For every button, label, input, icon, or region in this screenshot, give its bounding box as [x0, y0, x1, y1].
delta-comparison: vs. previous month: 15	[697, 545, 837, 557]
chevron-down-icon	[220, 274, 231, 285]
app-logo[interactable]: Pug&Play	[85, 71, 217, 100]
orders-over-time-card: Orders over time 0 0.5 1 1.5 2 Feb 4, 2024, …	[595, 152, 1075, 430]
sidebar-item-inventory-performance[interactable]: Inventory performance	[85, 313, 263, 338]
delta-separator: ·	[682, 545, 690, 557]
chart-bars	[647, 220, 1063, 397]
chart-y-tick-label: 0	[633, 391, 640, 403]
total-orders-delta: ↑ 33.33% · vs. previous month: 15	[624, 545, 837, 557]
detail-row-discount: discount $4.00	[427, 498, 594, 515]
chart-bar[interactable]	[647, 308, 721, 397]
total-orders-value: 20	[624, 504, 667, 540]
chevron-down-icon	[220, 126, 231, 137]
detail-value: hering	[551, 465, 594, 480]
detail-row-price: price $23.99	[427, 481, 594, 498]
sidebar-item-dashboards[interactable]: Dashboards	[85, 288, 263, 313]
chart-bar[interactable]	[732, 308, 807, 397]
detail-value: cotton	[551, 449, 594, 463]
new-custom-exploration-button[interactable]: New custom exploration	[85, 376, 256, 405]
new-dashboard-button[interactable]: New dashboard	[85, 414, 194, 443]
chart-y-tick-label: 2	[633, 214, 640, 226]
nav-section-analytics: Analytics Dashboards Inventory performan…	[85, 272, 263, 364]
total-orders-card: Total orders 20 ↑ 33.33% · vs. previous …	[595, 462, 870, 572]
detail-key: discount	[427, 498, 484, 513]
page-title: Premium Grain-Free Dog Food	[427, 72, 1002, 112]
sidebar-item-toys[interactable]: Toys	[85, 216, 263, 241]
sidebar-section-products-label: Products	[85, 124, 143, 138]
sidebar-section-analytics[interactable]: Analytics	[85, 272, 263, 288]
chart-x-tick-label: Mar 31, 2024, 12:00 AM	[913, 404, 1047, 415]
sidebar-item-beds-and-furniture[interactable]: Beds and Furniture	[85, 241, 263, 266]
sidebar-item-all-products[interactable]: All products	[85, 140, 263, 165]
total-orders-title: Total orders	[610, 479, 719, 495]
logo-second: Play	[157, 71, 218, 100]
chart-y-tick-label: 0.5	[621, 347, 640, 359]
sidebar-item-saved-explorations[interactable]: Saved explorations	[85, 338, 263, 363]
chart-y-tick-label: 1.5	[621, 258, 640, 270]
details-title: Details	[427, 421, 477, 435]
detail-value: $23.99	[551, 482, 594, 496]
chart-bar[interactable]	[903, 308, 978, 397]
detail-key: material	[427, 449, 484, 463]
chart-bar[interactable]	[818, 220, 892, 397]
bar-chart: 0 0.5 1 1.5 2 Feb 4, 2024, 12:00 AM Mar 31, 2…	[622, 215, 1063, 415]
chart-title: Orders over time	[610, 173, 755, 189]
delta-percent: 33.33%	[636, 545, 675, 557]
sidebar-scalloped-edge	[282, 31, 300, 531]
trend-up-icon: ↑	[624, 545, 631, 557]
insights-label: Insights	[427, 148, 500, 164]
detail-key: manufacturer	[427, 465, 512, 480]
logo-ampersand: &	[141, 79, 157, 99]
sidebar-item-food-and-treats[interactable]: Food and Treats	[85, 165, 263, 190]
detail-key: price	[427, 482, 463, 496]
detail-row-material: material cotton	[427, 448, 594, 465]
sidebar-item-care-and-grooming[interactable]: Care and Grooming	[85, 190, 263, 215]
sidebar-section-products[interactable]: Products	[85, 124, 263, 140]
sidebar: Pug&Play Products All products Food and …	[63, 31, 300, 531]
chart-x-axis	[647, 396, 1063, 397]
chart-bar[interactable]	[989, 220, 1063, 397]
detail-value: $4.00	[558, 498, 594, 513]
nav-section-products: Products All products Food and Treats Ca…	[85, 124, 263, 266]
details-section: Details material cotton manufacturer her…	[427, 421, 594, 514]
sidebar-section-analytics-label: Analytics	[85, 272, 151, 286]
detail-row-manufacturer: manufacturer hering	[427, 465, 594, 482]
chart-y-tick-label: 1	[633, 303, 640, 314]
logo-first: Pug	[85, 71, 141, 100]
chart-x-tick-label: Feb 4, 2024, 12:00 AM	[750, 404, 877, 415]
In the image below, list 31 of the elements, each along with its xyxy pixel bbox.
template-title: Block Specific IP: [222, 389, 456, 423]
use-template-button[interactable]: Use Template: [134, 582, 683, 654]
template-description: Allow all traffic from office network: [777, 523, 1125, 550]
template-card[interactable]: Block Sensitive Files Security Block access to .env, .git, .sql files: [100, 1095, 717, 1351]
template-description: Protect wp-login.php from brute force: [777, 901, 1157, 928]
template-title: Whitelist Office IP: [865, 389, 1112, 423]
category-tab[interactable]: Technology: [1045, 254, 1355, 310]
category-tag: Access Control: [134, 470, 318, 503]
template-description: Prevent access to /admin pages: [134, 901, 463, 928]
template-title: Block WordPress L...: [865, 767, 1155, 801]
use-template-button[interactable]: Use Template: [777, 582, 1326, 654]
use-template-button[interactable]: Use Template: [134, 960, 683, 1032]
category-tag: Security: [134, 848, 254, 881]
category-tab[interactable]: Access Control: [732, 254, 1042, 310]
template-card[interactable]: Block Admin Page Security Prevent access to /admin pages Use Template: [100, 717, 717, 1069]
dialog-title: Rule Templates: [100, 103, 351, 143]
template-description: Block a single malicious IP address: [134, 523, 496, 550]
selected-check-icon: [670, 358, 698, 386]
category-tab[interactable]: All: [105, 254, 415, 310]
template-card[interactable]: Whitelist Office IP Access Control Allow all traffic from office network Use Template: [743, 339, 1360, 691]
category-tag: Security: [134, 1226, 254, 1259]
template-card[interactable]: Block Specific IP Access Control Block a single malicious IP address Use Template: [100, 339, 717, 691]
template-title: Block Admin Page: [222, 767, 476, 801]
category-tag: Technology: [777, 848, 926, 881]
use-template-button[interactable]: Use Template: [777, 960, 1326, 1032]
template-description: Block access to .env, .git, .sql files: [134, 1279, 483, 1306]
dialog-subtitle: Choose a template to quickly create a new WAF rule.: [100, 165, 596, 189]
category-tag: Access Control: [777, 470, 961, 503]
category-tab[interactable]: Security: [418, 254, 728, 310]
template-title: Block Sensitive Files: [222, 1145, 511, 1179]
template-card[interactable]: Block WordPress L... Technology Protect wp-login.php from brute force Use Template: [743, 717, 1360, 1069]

━━━

• INSTRUCTIONS FOR THE TASK: In the stretch from the start of the listing through the line containing "126, 231, 137]", change "orders-over-time-card" to "orders-trend-card" and give only those lines, with nothing else altered.

• ANSWER IN FULL:
For every button, label, input, icon, or region in this screenshot, give its bounding box as [x0, y0, x1, y1].
delta-comparison: vs. previous month: 15	[697, 545, 837, 557]
chevron-down-icon	[220, 274, 231, 285]
app-logo[interactable]: Pug&Play	[85, 71, 217, 100]
orders-trend-card: Orders over time 0 0.5 1 1.5 2 Feb 4, 2024, …	[595, 152, 1075, 430]
sidebar-item-inventory-performance[interactable]: Inventory performance	[85, 313, 263, 338]
delta-separator: ·	[682, 545, 690, 557]
chart-bars	[647, 220, 1063, 397]
chart-y-tick-label: 0	[633, 391, 640, 403]
total-orders-delta: ↑ 33.33% · vs. previous month: 15	[624, 545, 837, 557]
detail-row-discount: discount $4.00	[427, 498, 594, 515]
chart-bar[interactable]	[647, 308, 721, 397]
total-orders-value: 20	[624, 504, 667, 540]
chevron-down-icon	[220, 126, 231, 137]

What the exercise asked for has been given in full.